■ **Goal of the exercise**: Reproduce the material line for line, beginning with its first line and continuing through the line with "predictor-label: PA [1534,735,1577,775]", including both of those lines.

■ **Items listed in a dataset**:
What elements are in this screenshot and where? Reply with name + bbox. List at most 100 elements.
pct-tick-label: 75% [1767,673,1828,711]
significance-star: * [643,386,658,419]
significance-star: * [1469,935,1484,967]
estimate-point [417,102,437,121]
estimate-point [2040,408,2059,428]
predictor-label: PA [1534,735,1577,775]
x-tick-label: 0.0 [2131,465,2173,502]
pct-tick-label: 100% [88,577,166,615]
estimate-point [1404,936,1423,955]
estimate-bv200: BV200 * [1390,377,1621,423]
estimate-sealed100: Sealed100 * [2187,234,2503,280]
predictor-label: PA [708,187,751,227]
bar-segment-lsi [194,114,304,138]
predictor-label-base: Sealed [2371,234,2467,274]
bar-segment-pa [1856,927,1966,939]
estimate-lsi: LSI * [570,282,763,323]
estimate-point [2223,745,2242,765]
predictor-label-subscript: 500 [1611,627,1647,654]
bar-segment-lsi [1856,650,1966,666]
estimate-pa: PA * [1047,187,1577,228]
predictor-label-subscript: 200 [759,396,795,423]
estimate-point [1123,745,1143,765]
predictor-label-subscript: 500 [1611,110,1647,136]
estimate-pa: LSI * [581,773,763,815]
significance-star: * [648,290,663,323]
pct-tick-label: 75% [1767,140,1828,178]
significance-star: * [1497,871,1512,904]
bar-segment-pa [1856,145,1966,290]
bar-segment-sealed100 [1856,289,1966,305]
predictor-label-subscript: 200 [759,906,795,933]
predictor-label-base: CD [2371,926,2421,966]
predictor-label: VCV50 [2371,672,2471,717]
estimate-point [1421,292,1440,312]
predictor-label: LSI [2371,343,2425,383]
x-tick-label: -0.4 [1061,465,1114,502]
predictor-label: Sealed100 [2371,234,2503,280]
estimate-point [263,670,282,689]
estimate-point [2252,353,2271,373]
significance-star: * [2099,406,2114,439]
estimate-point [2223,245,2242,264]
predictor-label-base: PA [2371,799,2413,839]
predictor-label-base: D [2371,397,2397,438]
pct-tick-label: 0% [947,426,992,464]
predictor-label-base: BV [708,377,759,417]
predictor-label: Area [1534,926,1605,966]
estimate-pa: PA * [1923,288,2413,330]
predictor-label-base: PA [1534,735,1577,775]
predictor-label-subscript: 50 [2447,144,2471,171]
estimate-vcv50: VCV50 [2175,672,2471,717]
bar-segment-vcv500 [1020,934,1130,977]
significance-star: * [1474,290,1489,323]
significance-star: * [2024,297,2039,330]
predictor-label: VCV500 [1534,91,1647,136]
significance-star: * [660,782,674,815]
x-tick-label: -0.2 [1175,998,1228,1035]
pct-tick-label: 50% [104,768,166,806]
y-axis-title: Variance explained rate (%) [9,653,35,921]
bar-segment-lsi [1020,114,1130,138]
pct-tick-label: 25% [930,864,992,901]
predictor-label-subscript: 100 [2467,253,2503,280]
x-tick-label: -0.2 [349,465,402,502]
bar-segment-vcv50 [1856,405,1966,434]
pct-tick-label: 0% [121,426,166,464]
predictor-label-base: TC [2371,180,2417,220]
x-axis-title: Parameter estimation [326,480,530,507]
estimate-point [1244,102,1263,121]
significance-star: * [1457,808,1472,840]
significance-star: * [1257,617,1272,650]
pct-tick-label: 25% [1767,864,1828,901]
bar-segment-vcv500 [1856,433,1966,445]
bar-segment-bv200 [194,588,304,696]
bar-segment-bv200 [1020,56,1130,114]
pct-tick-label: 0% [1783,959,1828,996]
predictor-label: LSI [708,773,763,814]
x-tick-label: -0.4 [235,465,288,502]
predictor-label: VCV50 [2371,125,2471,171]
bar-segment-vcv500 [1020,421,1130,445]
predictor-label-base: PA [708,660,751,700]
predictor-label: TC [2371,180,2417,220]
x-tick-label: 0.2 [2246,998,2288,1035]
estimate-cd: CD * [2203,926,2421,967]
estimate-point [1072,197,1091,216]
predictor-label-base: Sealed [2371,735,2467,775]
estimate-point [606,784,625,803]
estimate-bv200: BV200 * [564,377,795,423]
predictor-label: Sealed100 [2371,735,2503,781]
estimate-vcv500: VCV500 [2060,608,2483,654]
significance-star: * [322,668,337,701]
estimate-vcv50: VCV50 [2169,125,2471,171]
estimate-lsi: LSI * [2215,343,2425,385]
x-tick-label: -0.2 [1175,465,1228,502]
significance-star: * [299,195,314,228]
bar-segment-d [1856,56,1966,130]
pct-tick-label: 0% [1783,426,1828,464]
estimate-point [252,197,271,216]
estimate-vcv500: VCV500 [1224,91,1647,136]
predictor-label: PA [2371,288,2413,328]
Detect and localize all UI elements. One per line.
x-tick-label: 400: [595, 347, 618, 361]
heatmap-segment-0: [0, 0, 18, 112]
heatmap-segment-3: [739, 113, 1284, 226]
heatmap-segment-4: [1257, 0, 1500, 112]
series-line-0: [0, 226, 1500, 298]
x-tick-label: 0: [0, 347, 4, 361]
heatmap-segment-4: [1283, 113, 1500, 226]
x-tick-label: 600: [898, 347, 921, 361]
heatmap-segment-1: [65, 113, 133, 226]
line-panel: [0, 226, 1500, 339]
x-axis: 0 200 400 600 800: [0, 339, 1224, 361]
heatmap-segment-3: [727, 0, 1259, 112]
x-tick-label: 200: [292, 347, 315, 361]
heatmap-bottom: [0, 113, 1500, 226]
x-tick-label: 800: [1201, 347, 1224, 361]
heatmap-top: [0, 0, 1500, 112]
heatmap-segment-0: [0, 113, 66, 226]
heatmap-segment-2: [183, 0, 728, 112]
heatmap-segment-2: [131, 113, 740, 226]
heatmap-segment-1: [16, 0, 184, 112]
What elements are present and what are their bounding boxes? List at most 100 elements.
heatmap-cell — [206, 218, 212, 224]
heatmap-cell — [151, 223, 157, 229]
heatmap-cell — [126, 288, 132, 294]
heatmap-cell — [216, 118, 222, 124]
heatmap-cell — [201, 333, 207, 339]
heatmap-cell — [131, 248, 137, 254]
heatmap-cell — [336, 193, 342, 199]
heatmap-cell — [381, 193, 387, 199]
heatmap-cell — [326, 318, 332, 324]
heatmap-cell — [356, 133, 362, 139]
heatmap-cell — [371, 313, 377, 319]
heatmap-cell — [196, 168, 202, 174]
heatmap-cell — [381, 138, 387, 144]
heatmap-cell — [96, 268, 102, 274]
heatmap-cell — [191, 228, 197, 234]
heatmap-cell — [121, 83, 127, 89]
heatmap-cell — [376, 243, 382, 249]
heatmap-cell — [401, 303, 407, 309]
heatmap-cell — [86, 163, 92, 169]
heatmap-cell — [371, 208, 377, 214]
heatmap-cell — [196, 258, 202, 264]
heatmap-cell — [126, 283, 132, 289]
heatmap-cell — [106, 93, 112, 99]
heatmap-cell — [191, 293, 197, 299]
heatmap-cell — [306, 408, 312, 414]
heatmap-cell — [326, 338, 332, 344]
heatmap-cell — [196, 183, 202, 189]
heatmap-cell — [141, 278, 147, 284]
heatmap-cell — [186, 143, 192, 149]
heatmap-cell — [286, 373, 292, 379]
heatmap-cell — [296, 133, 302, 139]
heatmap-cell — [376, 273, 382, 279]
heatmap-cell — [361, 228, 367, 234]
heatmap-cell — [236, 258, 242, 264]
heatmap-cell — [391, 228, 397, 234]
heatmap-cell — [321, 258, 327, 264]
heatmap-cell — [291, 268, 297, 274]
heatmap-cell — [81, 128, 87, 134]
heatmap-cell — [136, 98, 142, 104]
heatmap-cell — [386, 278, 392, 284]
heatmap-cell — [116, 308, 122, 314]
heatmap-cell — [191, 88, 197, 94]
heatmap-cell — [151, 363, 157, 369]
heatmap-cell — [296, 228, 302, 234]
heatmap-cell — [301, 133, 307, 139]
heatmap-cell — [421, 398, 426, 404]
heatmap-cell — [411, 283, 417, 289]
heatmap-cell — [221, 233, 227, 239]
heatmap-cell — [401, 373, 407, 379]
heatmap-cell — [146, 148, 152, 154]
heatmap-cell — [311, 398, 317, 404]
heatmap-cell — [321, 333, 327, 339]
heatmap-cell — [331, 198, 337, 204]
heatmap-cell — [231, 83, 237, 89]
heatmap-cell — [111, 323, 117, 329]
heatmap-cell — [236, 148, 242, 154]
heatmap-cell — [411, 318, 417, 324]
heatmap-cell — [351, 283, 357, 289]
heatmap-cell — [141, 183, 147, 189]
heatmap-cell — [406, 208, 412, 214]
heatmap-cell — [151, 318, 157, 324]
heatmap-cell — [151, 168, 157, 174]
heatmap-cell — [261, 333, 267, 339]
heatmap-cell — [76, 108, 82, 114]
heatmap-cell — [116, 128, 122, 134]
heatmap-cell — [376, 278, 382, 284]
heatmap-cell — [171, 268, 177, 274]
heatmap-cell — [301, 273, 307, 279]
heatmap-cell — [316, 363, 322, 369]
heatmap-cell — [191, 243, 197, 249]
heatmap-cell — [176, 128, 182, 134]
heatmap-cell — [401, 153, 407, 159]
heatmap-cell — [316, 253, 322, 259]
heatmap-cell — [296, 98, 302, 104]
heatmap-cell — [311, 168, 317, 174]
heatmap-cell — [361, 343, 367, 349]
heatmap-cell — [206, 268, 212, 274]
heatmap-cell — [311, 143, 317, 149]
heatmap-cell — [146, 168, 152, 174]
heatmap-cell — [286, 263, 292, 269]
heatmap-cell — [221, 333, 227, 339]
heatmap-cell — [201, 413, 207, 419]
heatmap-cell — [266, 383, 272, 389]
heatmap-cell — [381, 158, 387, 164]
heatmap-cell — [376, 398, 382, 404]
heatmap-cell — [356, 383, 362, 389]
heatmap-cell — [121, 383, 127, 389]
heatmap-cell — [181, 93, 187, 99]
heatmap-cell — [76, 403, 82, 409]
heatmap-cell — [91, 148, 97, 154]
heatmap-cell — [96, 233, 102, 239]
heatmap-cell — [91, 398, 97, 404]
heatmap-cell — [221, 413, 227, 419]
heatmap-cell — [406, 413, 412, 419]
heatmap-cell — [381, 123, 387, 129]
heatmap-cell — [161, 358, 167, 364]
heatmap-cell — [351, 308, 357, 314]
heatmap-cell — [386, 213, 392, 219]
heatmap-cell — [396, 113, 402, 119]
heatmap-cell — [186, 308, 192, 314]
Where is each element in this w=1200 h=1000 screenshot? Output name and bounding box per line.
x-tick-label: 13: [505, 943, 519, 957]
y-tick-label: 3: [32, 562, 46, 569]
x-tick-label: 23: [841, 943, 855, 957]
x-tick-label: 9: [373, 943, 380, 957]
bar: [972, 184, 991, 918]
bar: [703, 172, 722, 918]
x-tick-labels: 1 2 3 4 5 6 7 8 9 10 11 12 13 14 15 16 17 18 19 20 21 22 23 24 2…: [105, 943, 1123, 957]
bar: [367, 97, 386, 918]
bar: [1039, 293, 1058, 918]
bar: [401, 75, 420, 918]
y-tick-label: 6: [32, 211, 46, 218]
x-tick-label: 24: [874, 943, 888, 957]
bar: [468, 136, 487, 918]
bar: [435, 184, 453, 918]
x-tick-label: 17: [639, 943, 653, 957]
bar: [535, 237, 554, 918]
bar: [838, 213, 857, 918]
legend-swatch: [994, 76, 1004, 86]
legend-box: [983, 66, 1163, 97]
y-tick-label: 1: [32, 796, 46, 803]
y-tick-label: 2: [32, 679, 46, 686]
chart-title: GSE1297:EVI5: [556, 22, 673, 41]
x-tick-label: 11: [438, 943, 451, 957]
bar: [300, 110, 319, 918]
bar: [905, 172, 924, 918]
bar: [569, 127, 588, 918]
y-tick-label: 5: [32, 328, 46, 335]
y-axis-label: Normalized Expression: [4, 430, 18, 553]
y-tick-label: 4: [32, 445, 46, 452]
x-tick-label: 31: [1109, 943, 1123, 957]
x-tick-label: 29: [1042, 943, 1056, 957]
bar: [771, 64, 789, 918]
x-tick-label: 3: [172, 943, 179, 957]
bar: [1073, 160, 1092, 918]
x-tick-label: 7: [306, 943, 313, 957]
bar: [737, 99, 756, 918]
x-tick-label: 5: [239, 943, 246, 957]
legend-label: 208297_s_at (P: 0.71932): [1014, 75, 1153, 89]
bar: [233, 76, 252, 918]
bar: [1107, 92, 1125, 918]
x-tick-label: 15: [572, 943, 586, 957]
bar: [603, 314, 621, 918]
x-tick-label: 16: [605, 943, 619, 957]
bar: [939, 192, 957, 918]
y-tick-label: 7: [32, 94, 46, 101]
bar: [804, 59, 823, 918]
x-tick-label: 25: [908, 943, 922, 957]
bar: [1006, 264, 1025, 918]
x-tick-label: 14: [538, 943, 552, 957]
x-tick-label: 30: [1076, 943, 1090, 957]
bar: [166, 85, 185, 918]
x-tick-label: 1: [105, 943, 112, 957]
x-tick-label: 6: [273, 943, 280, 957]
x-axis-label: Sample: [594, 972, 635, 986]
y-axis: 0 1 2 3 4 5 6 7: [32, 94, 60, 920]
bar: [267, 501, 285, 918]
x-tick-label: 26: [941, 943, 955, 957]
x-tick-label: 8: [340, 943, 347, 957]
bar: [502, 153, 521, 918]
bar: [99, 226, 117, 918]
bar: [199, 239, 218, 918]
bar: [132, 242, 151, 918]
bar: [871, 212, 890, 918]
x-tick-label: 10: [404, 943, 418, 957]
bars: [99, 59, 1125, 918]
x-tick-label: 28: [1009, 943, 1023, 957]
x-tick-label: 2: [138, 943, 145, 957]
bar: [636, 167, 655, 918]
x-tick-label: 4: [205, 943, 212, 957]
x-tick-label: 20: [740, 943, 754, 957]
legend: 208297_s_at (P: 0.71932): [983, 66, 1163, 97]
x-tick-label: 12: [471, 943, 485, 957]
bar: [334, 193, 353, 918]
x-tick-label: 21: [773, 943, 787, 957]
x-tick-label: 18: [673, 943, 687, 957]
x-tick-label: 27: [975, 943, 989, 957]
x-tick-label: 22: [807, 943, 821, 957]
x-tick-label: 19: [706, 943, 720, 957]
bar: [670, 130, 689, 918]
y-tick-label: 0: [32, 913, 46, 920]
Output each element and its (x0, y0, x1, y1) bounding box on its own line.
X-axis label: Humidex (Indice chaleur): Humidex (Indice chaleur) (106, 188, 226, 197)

■ **Solution to this problem**:
What elements are in this screenshot and where? Reply with name + bbox. List at most 100 elements.
pct-tick-label: 75% [1767,673,1828,711]
significance-star: * [643,386,658,419]
significance-star: * [1469,935,1484,967]
estimate-point [417,102,437,121]
estimate-point [2040,408,2059,428]
predictor-label: PA [1534,735,1577,775]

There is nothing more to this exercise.